» What you are asked to do
Search the data for the word "通过整治工作" and copy every line where it occurs.

==== Working data ====

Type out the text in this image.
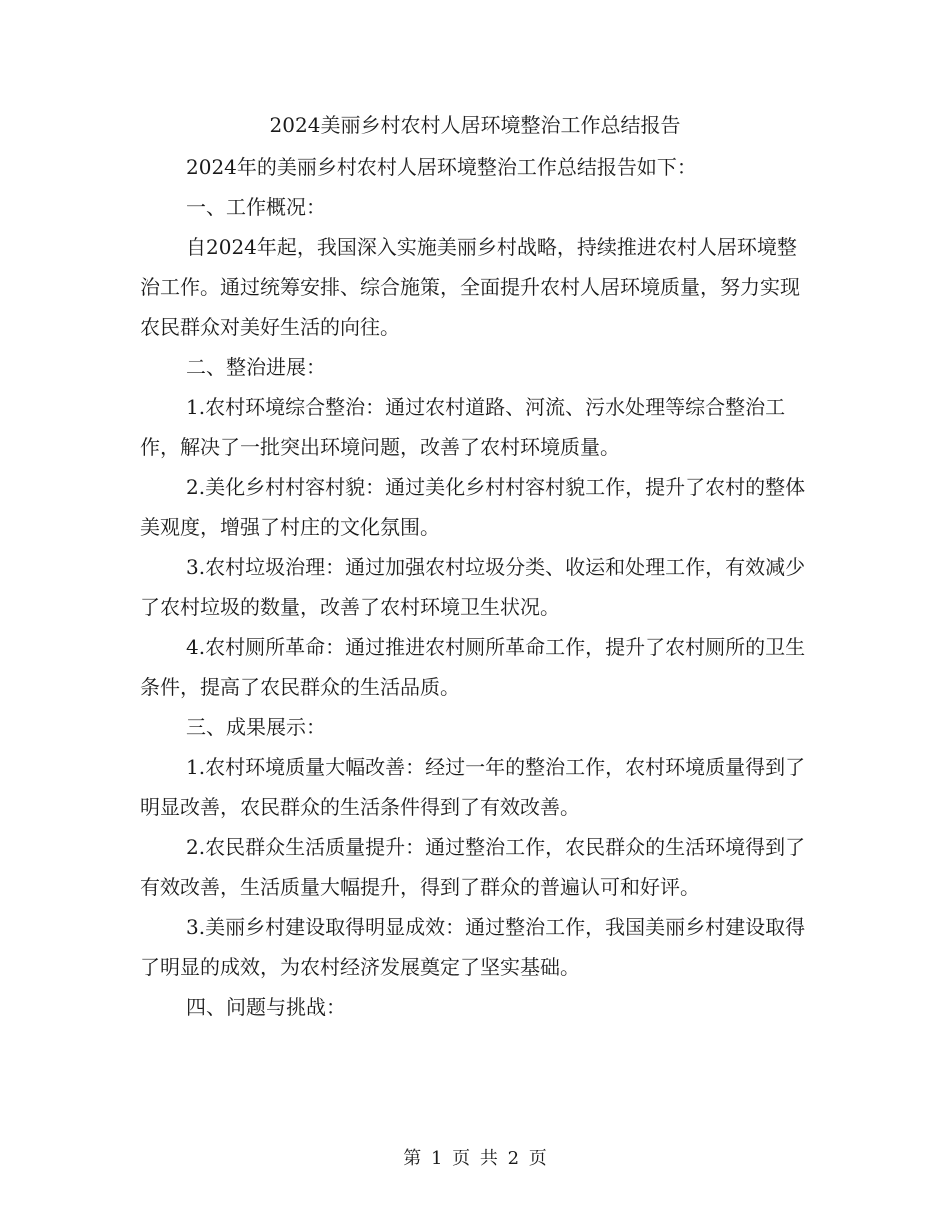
2024美丽乡村农村人居环境整治工作总结报告

2024年的美丽乡村农村人居环境整治工作总结报告如下：

一、工作概况：

自2024年起，我国深入实施美丽乡村战略，持续推进农村人居环境整治工作。通过统筹安排、综合施策，全面提升农村人居环境质量，努力实现农民群众对美好生活的向往。

二、整治进展：

1.农村环境综合整治：通过农村道路、河流、污水处理等综合整治工作，解决了一批突出环境问题，改善了农村环境质量。

2.美化乡村村容村貌：通过美化乡村村容村貌工作，提升了农村的整体美观度，增强了村庄的文化氛围。

3.农村垃圾治理：通过加强农村垃圾分类、收运和处理工作，有效减少了农村垃圾的数量，改善了农村环境卫生状况。

4.农村厕所革命：通过推进农村厕所革命工作，提升了农村厕所的卫生条件，提高了农民群众的生活品质。

三、成果展示：

1.农村环境质量大幅改善：经过一年的整治工作，农村环境质量得到了明显改善，农民群众的生活条件得到了有效改善。

2.农民群众生活质量提升：通过整治工作，农民群众的生活环境得到了有效改善，生活质量大幅提升，得到了群众的普遍认可和好评。

3.美丽乡村建设取得明显成效：通过整治工作，我国美丽乡村建设取得了明显的成效，为农村经济发展奠定了坚实基础。

四、问题与挑战：

第 1 页 共 2 页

====

» Finished task
2.农民群众生活质量提升：通过整治工作，农民群众的生活环境得到了有效改善，生活质量大幅提升，得到了群众的普遍认可和好评。
3.美丽乡村建设取得明显成效：通过整治工作，我国美丽乡村建设取得了明显的成效，为农村经济发展奠定了坚实基础。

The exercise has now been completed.